* **RECORDS FOR THIS EXERCISE**:
## begin

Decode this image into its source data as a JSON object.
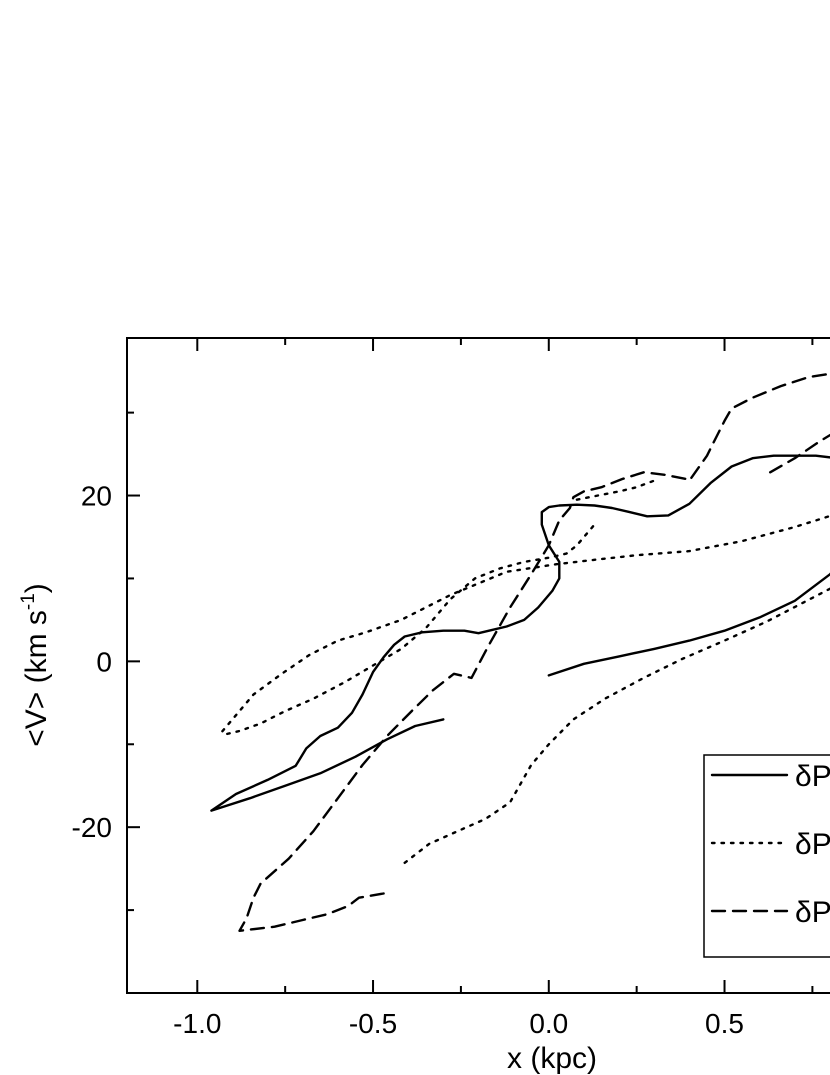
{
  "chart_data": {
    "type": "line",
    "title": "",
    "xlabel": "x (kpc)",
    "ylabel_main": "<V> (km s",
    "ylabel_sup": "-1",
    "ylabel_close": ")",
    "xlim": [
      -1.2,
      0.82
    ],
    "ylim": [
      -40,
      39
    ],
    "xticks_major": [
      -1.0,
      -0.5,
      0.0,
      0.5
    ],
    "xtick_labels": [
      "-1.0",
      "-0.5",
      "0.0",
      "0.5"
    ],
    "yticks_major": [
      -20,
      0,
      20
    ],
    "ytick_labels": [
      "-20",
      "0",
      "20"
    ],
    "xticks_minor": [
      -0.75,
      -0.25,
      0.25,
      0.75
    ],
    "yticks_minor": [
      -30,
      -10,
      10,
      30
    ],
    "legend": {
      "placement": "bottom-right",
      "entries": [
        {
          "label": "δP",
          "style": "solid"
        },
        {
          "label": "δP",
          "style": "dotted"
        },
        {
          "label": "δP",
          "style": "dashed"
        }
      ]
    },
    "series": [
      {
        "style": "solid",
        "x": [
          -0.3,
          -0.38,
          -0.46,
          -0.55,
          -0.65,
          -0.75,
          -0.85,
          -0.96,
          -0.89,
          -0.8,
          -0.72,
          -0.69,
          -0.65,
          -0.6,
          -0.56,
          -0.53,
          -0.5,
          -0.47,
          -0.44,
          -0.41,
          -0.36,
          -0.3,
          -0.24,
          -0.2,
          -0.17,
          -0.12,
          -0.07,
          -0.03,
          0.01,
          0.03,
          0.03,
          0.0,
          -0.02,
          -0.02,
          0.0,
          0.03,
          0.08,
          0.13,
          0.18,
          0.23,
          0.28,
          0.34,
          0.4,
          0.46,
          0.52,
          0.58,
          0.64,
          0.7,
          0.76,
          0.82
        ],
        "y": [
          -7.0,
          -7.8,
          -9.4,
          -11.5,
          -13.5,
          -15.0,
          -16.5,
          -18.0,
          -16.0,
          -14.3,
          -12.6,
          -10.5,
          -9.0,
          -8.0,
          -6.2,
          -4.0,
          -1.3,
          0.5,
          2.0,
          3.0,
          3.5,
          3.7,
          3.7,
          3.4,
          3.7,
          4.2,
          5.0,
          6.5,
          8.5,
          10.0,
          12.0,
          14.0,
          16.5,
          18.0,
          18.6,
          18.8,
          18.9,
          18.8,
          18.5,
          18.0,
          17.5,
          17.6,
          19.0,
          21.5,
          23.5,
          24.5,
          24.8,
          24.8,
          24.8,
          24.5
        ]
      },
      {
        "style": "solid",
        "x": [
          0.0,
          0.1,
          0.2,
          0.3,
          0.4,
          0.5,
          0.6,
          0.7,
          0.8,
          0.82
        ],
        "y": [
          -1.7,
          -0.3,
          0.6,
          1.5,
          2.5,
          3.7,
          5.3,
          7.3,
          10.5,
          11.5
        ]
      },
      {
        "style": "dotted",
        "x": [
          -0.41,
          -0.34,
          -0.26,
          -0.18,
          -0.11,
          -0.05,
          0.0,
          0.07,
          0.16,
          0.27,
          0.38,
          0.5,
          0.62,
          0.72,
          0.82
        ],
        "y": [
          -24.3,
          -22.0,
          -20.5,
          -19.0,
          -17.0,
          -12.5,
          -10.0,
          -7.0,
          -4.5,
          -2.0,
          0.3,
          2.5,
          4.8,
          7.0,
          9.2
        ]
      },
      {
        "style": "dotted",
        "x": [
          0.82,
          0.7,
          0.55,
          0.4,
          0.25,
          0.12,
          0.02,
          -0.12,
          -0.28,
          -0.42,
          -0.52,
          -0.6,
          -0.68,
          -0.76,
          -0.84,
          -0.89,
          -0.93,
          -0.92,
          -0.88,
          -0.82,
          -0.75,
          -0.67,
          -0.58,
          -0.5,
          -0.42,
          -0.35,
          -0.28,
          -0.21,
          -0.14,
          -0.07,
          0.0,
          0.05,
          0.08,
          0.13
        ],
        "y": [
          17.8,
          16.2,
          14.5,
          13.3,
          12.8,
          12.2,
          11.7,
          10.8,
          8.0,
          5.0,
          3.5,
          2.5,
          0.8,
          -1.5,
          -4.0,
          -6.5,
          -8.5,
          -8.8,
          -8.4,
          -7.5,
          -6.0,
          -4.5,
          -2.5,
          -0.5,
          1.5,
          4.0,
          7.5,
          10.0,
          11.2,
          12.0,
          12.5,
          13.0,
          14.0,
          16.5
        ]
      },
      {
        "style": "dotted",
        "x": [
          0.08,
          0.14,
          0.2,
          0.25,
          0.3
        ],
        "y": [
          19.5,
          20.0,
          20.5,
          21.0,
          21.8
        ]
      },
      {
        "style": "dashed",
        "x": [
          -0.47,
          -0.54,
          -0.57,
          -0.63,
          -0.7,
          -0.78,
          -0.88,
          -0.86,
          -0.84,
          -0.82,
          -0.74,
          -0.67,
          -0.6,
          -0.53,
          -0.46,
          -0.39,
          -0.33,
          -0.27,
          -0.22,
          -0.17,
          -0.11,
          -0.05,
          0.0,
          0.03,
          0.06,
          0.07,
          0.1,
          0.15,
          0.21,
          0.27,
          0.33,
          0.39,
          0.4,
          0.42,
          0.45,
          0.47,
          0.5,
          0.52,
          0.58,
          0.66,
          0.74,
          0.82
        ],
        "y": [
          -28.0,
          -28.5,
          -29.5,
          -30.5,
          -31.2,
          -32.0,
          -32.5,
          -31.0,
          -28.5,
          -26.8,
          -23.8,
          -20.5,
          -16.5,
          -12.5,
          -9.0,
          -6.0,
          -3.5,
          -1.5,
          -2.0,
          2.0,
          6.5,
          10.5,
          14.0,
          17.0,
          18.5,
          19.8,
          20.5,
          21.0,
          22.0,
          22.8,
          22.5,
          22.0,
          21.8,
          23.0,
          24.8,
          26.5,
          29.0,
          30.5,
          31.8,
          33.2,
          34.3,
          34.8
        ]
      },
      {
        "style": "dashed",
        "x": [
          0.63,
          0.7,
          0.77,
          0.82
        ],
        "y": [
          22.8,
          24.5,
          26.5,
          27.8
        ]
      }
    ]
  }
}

## end
## begin

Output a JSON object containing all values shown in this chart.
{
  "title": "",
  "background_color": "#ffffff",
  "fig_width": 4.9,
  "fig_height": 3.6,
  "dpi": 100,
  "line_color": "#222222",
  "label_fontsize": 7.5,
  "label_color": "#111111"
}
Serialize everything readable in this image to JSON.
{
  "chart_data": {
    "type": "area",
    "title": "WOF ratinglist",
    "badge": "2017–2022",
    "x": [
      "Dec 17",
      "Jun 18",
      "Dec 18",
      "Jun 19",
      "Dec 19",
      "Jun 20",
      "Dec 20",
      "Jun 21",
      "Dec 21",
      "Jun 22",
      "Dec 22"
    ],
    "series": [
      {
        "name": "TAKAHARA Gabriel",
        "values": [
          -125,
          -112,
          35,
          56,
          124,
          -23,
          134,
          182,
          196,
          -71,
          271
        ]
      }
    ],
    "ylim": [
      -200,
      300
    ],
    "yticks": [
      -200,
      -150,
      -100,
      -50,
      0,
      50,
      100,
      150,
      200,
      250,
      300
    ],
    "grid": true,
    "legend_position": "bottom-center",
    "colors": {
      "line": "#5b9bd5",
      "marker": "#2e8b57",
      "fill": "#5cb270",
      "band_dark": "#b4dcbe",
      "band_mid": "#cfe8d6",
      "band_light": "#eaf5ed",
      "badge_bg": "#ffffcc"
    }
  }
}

## end
## begin

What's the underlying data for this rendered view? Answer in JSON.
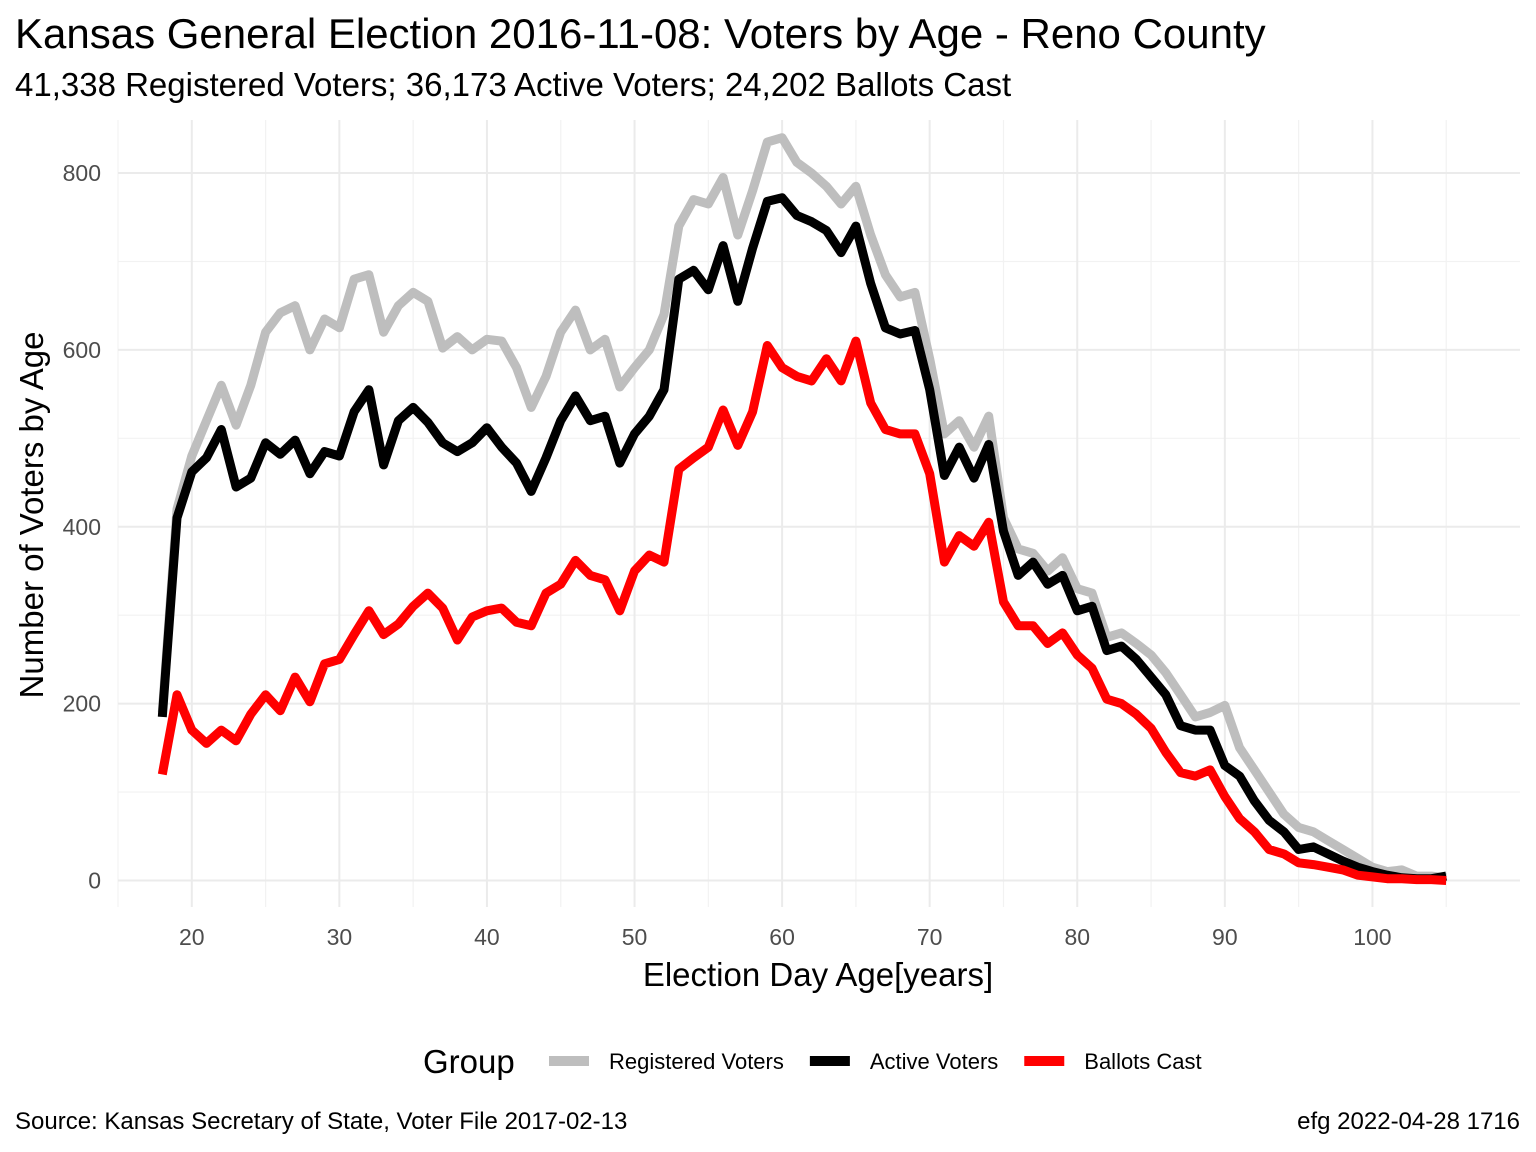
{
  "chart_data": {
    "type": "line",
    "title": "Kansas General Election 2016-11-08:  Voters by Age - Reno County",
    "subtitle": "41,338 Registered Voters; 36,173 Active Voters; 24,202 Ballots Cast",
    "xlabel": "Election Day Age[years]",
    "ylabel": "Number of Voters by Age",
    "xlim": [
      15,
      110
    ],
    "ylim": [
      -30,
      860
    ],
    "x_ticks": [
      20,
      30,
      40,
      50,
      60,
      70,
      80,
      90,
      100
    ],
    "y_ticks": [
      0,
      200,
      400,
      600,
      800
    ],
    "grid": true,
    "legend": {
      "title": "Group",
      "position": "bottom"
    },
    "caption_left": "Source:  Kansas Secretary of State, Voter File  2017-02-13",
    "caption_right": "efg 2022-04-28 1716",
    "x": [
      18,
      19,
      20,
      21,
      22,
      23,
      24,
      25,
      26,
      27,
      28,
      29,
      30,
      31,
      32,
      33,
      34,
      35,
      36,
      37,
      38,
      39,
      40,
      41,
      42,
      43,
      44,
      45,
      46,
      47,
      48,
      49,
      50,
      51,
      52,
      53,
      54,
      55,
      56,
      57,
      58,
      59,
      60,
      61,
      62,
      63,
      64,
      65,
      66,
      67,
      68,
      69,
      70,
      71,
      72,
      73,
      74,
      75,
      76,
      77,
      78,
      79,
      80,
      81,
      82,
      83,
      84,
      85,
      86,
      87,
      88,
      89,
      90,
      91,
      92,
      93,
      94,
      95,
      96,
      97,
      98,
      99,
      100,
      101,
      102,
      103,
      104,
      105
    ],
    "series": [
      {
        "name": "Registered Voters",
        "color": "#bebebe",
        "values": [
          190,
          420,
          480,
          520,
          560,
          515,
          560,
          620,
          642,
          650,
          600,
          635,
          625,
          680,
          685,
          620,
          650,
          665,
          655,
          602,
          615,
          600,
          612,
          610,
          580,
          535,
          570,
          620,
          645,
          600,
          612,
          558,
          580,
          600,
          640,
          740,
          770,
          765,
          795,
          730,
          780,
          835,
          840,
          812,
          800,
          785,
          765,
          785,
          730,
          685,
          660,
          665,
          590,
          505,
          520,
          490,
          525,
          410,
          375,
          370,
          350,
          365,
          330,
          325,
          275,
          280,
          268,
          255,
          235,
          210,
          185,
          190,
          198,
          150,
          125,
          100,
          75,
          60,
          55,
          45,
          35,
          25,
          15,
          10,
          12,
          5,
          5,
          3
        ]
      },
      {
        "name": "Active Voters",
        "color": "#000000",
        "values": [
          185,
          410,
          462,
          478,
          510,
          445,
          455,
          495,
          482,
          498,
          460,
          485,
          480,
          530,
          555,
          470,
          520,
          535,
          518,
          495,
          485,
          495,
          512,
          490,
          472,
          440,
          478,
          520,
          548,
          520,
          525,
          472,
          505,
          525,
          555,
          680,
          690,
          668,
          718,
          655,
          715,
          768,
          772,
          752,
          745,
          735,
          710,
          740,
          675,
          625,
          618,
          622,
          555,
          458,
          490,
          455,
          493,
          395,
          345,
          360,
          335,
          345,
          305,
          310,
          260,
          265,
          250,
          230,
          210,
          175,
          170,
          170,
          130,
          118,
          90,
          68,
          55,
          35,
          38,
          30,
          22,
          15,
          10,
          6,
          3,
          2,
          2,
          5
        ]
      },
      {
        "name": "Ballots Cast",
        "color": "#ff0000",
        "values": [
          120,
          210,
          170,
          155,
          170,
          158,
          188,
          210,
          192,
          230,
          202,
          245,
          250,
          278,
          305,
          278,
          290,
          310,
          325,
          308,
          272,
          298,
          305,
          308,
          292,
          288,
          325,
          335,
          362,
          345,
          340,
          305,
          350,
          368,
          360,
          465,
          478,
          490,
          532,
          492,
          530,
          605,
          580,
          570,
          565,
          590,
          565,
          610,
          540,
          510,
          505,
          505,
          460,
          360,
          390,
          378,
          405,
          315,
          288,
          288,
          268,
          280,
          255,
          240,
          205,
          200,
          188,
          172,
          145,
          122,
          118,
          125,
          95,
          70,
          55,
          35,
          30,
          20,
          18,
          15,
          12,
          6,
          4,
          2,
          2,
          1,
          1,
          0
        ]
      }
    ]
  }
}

## end

* **GOAL**:
Return each line that includes "name".

* **THE COMPLETED TASK**:
        "name": "TAKAHARA Gabriel",
        "name": "Registered Voters",
        "name": "Active Voters",
        "name": "Ballots Cast",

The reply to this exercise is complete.